TASK TO CARRY OUT
Write out the lines below verbatim, starting at the line with "For every button, label, input, icon, or" and ending at the line with "column-header-priority[interactable]: PRIORITY <box>343", including both of those lines.

--- start ---

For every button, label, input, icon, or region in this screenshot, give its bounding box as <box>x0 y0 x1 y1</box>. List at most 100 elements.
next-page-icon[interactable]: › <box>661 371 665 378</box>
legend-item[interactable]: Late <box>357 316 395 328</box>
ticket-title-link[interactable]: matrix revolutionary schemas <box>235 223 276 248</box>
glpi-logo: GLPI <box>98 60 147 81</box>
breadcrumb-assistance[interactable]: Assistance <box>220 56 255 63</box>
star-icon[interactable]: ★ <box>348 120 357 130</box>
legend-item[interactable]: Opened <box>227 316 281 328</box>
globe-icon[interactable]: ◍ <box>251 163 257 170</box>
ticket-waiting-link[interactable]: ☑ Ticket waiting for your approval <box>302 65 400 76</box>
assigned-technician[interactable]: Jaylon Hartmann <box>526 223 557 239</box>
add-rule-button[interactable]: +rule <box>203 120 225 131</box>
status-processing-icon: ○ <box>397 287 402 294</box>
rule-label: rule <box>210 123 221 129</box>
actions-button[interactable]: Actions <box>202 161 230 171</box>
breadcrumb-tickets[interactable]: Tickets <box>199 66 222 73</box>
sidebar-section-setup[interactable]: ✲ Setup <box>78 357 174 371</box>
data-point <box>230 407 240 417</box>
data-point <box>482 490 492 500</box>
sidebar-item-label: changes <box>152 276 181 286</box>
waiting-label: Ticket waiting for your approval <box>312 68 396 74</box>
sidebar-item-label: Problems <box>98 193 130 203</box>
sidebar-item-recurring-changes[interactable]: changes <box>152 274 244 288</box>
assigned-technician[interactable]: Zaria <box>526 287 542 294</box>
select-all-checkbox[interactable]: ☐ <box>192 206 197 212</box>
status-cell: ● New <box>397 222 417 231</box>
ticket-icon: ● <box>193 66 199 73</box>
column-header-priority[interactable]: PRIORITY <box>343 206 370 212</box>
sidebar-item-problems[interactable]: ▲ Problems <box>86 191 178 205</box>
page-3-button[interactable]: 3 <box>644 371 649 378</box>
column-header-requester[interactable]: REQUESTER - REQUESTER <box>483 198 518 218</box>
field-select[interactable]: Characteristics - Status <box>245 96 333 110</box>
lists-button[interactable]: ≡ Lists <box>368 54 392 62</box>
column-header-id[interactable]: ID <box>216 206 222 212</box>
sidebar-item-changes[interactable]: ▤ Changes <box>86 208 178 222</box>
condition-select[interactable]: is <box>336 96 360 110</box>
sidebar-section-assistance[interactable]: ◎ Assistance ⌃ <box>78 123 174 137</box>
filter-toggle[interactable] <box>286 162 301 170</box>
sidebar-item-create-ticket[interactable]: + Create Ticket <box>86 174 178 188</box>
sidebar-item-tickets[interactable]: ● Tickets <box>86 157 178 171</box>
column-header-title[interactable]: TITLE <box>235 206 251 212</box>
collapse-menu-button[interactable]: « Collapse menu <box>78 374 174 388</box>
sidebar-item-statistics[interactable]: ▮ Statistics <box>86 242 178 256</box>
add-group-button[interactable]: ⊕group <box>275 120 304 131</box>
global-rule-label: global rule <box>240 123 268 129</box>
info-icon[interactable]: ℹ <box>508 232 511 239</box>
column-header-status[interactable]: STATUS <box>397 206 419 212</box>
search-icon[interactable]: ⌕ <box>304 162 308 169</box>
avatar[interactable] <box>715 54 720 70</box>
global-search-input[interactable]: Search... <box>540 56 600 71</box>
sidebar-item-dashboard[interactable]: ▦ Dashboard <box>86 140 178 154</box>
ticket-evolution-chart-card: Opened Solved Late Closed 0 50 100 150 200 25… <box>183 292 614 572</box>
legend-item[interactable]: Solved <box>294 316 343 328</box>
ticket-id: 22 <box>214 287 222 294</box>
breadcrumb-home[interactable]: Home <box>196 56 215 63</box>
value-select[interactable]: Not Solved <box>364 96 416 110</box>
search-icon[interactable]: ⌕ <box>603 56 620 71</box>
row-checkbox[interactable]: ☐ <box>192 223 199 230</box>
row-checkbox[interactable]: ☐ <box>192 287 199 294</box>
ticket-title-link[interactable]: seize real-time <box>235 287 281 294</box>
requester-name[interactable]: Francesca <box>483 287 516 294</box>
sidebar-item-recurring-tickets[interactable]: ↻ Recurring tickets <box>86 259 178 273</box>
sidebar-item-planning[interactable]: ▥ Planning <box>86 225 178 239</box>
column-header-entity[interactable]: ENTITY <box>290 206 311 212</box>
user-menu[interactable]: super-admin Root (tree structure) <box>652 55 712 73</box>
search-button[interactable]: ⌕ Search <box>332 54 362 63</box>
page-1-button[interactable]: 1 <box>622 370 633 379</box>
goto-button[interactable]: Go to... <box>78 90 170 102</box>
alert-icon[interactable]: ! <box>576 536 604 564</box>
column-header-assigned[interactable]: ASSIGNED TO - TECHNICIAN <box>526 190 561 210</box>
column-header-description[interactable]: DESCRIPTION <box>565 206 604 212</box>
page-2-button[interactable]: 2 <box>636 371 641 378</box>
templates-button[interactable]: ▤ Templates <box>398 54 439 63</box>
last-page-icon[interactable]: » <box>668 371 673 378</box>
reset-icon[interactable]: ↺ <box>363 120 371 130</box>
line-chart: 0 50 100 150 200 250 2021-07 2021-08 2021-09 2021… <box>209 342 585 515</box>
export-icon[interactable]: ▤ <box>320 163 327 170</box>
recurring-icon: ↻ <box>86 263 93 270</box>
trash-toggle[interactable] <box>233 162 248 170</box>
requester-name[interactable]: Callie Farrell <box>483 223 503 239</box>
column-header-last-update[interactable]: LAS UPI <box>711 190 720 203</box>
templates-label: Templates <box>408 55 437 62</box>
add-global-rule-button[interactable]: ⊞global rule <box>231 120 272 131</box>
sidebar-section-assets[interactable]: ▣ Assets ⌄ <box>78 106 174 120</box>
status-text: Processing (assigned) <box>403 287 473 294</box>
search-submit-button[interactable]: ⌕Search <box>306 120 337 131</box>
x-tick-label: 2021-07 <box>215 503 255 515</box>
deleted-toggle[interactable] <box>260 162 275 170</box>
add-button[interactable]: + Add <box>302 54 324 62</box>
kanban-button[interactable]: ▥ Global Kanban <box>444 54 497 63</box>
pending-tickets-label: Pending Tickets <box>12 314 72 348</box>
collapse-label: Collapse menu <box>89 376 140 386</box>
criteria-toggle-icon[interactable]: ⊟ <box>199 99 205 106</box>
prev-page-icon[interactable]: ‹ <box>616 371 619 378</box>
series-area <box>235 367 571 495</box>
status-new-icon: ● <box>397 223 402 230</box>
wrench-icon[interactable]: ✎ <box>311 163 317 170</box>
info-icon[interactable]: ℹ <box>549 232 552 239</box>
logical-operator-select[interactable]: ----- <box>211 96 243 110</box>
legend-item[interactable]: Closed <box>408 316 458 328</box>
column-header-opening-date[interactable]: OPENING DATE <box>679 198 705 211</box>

--- end ---
--- start ---

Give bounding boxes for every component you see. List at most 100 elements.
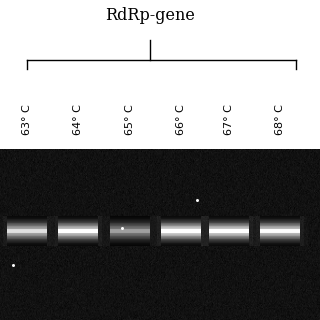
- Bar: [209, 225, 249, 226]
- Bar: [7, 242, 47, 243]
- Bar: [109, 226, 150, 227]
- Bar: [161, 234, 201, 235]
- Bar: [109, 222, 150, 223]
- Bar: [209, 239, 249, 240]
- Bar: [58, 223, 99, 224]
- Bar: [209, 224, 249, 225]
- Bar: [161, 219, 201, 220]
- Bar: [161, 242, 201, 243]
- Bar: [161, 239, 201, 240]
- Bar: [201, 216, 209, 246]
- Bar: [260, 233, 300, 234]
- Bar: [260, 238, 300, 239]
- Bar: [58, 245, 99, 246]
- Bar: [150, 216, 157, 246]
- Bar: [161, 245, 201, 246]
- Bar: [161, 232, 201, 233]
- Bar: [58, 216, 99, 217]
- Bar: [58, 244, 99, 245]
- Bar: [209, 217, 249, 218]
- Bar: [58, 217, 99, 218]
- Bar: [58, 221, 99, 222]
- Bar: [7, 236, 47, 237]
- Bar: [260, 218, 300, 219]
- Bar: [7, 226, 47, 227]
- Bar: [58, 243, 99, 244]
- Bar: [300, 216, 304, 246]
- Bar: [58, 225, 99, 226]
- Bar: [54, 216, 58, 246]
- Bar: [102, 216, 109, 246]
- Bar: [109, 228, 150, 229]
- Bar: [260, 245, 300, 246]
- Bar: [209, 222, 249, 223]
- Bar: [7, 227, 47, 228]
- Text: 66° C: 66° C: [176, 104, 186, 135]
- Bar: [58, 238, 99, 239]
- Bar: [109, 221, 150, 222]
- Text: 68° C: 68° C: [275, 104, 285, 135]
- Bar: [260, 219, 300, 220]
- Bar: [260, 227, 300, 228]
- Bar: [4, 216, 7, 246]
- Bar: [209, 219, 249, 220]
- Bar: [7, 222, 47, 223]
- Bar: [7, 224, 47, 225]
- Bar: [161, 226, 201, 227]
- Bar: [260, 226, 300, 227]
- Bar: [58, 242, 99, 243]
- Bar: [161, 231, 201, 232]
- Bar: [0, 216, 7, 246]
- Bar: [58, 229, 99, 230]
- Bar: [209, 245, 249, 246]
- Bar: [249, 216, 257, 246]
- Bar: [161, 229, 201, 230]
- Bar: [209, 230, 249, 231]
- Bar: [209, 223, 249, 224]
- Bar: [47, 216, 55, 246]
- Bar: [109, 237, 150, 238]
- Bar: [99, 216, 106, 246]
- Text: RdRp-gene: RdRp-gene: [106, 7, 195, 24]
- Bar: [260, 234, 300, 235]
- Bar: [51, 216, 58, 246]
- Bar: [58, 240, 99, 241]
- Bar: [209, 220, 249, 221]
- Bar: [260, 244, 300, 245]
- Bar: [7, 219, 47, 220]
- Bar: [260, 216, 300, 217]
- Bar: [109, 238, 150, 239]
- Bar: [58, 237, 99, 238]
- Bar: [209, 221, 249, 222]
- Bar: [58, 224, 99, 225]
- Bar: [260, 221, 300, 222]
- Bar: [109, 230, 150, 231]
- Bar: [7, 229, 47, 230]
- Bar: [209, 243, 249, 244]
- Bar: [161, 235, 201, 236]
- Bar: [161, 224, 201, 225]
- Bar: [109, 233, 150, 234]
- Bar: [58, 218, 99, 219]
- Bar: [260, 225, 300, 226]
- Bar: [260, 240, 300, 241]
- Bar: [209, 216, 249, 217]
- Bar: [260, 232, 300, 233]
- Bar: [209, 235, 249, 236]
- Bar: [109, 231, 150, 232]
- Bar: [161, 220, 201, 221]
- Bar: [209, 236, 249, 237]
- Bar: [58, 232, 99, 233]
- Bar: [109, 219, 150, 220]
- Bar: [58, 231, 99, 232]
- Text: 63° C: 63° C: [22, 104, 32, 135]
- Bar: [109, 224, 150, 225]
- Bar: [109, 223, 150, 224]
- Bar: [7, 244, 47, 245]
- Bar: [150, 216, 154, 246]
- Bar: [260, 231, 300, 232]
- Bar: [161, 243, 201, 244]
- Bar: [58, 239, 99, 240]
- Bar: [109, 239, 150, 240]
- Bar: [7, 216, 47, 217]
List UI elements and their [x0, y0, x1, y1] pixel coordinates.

--- end ---
--- start ---

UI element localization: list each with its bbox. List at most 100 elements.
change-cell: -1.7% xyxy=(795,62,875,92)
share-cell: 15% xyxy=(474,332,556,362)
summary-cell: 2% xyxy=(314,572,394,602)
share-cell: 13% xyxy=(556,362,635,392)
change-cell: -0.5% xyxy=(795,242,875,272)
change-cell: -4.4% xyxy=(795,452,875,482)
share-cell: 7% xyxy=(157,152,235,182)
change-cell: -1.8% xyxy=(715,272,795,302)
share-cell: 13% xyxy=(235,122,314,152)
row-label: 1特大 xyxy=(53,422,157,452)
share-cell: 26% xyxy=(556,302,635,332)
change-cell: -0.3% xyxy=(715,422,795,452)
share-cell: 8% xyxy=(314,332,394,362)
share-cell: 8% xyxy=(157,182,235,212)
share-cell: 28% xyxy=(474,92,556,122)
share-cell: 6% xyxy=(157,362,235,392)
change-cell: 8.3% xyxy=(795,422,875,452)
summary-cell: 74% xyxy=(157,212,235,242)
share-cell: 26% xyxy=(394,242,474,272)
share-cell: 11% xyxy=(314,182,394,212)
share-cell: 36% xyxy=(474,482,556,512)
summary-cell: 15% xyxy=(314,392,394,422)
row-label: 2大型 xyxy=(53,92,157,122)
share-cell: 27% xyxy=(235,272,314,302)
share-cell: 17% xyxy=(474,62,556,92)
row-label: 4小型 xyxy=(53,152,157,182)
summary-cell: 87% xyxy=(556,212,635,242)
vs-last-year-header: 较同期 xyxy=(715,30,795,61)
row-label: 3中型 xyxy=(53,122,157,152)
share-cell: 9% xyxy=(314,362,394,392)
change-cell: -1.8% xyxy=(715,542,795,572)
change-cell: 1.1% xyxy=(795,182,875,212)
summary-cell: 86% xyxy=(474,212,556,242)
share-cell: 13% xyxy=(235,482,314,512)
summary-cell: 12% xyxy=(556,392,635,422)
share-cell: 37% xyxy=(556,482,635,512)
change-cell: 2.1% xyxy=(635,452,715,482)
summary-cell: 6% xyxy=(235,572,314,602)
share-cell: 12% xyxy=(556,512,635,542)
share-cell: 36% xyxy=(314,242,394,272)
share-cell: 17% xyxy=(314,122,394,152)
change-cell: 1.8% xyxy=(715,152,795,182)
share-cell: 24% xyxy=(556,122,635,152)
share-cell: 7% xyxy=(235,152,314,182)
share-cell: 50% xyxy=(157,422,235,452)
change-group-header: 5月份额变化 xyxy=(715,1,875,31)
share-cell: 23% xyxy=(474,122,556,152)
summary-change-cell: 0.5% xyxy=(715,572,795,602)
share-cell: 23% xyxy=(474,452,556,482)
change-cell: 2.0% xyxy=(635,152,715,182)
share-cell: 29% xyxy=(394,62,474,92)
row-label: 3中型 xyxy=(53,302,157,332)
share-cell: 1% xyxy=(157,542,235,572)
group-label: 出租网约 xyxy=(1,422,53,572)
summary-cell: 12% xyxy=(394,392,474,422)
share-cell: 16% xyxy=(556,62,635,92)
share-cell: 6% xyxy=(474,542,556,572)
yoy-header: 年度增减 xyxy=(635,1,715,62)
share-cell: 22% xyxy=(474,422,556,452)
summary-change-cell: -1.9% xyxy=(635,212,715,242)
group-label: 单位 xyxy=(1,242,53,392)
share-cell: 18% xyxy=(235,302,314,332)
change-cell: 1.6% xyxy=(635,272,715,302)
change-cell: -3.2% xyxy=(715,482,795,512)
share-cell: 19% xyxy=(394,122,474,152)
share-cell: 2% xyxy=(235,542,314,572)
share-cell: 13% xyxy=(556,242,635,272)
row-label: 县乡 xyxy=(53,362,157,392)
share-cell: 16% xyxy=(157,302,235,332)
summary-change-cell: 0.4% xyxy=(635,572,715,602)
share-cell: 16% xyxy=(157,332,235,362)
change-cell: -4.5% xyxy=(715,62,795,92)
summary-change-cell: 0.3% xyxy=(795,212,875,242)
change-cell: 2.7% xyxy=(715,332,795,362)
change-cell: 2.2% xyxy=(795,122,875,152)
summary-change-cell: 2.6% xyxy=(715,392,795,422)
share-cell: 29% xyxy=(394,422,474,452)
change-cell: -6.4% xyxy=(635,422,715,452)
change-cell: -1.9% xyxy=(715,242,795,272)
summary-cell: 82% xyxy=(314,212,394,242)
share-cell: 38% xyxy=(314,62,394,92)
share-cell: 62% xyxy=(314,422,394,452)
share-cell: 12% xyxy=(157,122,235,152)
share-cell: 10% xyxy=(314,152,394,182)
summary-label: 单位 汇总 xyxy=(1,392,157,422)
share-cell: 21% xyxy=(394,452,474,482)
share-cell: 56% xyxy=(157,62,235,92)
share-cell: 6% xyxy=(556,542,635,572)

--- end ---

THE SOLUTION
For every button, label, input, icon, or region in this screenshot, give its bounding box as <box>x0 y0 x1 y1</box>. List at most 100 elements.
next-page-icon[interactable]: › <box>661 371 665 378</box>
legend-item[interactable]: Late <box>357 316 395 328</box>
ticket-title-link[interactable]: matrix revolutionary schemas <box>235 223 276 248</box>
glpi-logo: GLPI <box>98 60 147 81</box>
breadcrumb-assistance[interactable]: Assistance <box>220 56 255 63</box>
star-icon[interactable]: ★ <box>348 120 357 130</box>
legend-item[interactable]: Opened <box>227 316 281 328</box>
globe-icon[interactable]: ◍ <box>251 163 257 170</box>
ticket-waiting-link[interactable]: ☑ Ticket waiting for your approval <box>302 65 400 76</box>
assigned-technician[interactable]: Jaylon Hartmann <box>526 223 557 239</box>
add-rule-button[interactable]: +rule <box>203 120 225 131</box>
status-processing-icon: ○ <box>397 287 402 294</box>
rule-label: rule <box>210 123 221 129</box>
actions-button[interactable]: Actions <box>202 161 230 171</box>
breadcrumb-tickets[interactable]: Tickets <box>199 66 222 73</box>
sidebar-section-setup[interactable]: ✲ Setup <box>78 357 174 371</box>
data-point <box>230 407 240 417</box>
data-point <box>482 490 492 500</box>
sidebar-item-label: changes <box>152 276 181 286</box>
waiting-label: Ticket waiting for your approval <box>312 68 396 74</box>
sidebar-item-label: Problems <box>98 193 130 203</box>
sidebar-item-recurring-changes[interactable]: changes <box>152 274 244 288</box>
assigned-technician[interactable]: Zaria <box>526 287 542 294</box>
select-all-checkbox[interactable]: ☐ <box>192 206 197 212</box>
status-cell: ● New <box>397 222 417 231</box>
ticket-icon: ● <box>193 66 199 73</box>
column-header-priority[interactable]: PRIORITY <box>343 206 370 212</box>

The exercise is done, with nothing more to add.